**Your task:**
Return every line of the records below that contains the string "运营总里程".

**Material provided:**
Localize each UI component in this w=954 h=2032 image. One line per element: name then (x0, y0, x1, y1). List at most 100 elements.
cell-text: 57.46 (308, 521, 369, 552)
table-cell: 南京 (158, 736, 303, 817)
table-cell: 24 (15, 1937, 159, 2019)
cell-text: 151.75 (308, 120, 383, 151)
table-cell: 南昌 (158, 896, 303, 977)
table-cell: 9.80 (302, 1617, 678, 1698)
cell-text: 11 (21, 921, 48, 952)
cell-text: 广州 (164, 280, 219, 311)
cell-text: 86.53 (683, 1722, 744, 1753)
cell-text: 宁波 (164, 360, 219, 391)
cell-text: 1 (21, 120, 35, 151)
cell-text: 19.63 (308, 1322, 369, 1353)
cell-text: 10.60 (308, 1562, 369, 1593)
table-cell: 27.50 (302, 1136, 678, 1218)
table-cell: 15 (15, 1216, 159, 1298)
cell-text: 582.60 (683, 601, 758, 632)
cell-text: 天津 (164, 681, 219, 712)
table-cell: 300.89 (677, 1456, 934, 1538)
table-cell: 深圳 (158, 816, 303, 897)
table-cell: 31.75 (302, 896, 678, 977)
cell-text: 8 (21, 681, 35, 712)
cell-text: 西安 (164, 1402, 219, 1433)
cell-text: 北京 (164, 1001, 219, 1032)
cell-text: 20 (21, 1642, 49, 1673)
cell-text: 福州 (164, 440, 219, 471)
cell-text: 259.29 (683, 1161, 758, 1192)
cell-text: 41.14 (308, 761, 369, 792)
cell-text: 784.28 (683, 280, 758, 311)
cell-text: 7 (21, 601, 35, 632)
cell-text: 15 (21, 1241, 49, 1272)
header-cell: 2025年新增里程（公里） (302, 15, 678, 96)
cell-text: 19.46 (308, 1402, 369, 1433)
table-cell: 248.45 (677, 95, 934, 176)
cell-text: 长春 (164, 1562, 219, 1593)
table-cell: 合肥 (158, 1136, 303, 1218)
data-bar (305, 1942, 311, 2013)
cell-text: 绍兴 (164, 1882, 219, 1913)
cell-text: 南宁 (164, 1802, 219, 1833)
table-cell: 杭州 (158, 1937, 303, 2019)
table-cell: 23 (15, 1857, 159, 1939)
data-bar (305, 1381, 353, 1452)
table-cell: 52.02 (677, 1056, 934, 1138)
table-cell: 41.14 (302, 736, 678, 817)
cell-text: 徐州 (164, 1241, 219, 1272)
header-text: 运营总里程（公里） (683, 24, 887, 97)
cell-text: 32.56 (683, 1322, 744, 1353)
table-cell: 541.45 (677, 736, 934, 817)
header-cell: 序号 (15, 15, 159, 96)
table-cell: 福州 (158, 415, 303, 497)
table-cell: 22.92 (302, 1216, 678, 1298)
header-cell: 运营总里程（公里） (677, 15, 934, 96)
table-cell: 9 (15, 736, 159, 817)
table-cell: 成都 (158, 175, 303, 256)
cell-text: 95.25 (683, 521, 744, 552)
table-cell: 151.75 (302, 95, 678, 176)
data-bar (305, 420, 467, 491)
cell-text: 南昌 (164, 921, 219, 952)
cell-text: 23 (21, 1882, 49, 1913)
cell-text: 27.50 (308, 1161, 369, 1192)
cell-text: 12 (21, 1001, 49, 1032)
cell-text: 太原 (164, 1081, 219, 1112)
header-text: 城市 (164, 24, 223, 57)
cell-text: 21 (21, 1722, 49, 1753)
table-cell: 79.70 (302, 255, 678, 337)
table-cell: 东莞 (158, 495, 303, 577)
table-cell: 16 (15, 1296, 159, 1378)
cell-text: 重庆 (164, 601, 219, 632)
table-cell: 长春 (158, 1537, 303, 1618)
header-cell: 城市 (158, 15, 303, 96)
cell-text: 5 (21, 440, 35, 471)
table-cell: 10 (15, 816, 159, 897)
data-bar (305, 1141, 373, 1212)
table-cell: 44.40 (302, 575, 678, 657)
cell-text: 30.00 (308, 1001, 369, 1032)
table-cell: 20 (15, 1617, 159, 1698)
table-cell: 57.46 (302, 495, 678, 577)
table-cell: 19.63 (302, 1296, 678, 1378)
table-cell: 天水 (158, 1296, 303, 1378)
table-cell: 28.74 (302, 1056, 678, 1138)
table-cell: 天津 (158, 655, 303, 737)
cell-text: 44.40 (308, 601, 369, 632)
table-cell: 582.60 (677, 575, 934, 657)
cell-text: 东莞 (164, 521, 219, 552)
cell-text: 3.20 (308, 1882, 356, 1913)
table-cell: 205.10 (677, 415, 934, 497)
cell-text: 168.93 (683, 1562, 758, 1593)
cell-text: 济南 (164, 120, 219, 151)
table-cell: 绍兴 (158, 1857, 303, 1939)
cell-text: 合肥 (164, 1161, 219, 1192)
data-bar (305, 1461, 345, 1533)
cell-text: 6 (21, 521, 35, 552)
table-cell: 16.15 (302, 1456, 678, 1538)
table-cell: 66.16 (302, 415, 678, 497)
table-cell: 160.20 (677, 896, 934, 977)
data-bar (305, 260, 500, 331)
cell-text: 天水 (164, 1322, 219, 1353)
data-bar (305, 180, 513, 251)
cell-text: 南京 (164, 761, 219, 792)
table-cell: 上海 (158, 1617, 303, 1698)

**Complete response:**
header-text: 运营总里程（公里） (683, 24, 887, 97)
header-cell: 运营总里程（公里） (677, 15, 934, 96)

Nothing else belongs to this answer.